• [Task goal]
Images excluded, repeat each entry below exactly.

• [Data for the task]
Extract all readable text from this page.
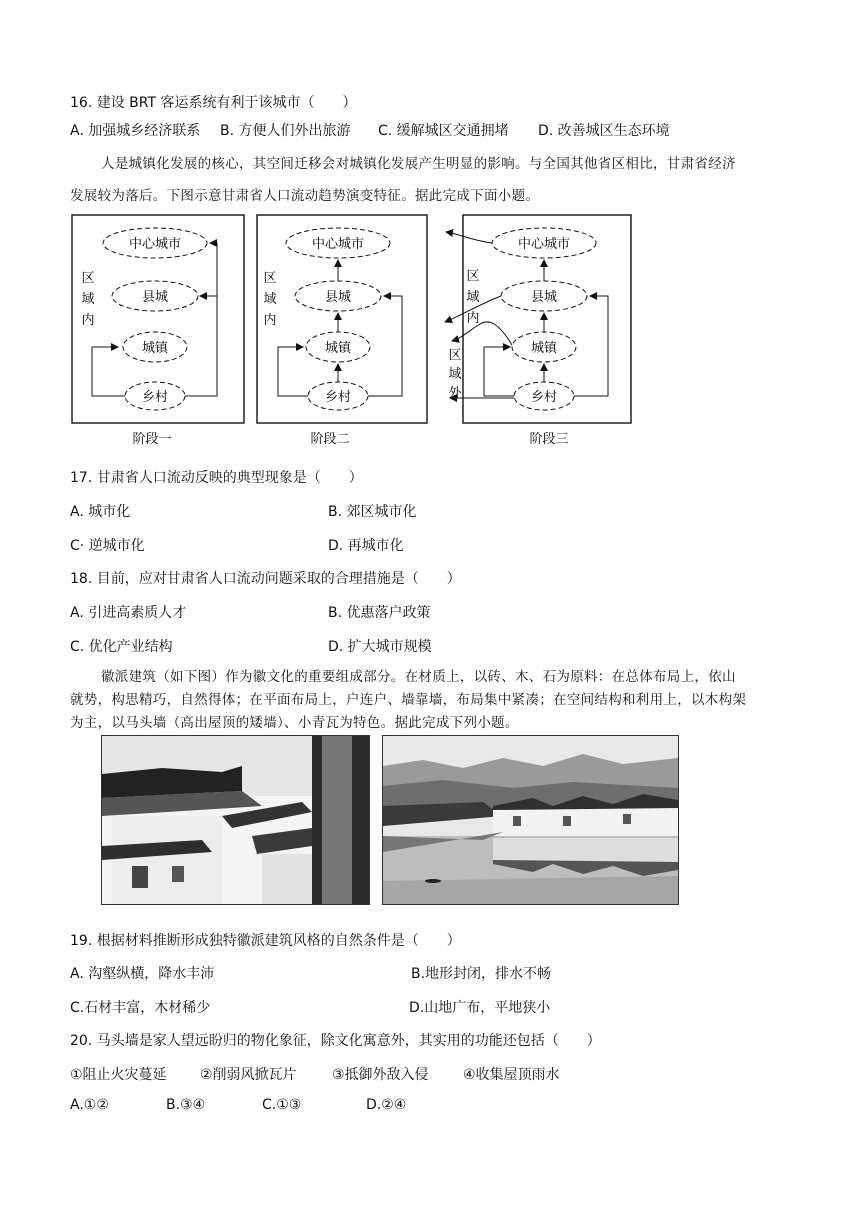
16. 建设 BRT 客运系统有利于该城市（　　）
A. 加强城乡经济联系 B. 方便人们外出旅游 C. 缓解城区交通拥堵 D. 改善城区生态环境
人是城镇化发展的核心，其空间迁移会对城镇化发展产生明显的影响。与全国其他省区相比，甘肃省经济
发展较为落后。下图示意甘肃省人口流动趋势演变特征。据此完成下面小题。
中心城市
县城
城镇
乡村
区
域
内
中心城市
县城
城镇
乡村
区
域
内
中心城市
县城
城镇
乡村
区
域
内
区
域
外
阶段一	阶段二	阶段三
17. 甘肃省人口流动反映的典型现象是（　　）
A. 城市化	B. 郊区城市化
C· 逆城市化	D. 再城市化
18. 目前，应对甘肃省人口流动问题采取的合理措施是（　　）
A. 引进高素质人才	B. 优惠落户政策
C. 优化产业结构	D. 扩大城市规模
徽派建筑（如下图）作为徽文化的重要组成部分。在材质上，以砖、木、石为原料：在总体布局上，依山
就势，构思精巧，自然得体；在平面布局上，户连户、墙靠墙，布局集中紧凑；在空间结构和利用上，以木构架
为主，以马头墙（高出屋顶的矮墙）、小青瓦为特色。据此完成下列小题。
19. 根据材料推断形成独特徽派建筑风格的自然条件是（　　）
A. 沟壑纵横，降水丰沛	B.地形封闭，排水不畅
C.石材丰富，木材稀少	D.山地广布，平地狭小
20. 马头墙是家人望远盼归的物化象征，除文化寓意外，其实用的功能还包括（　　）
①阻止火灾蔓延 ②削弱风掀瓦片	③抵御外敌入侵 ④收集屋顶雨水
A.①②	B.③④	C.①③	D.②④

• [Response to this task]
Extract all readable text from this page.
16. 建设 BRT 客运系统有利于该城市（　　）
A. 加强城乡经济联系 B. 方便人们外出旅游 C. 缓解城区交通拥堵 D. 改善城区生态环境
人是城镇化发展的核心，其空间迁移会对城镇化发展产生明显的影响。与全国其他省区相比，甘肃省经济
发展较为落后。下图示意甘肃省人口流动趋势演变特征。据此完成下面小题。
中心城市
县城
城镇
乡村
区
域
内
中心城市
县城
城镇
乡村
区
域
内
中心城市
县城
城镇
乡村
区
域
内
区
域
外
阶段一	阶段二	阶段三
17. 甘肃省人口流动反映的典型现象是（　　）
A. 城市化	B. 郊区城市化
C· 逆城市化	D. 再城市化
18. 目前，应对甘肃省人口流动问题采取的合理措施是（　　）
A. 引进高素质人才	B. 优惠落户政策
C. 优化产业结构	D. 扩大城市规模
徽派建筑（如下图）作为徽文化的重要组成部分。在材质上，以砖、木、石为原料：在总体布局上，依山
就势，构思精巧，自然得体；在平面布局上，户连户、墙靠墙，布局集中紧凑；在空间结构和利用上，以木构架
为主，以马头墙（高出屋顶的矮墙）、小青瓦为特色。据此完成下列小题。
19. 根据材料推断形成独特徽派建筑风格的自然条件是（　　）
A. 沟壑纵横，降水丰沛	B.地形封闭，排水不畅
C.石材丰富，木材稀少	D.山地广布，平地狭小
20. 马头墙是家人望远盼归的物化象征，除文化寓意外，其实用的功能还包括（　　）
①阻止火灾蔓延 ②削弱风掀瓦片	③抵御外敌入侵 ④收集屋顶雨水
A.①②	B.③④	C.①③	D.②④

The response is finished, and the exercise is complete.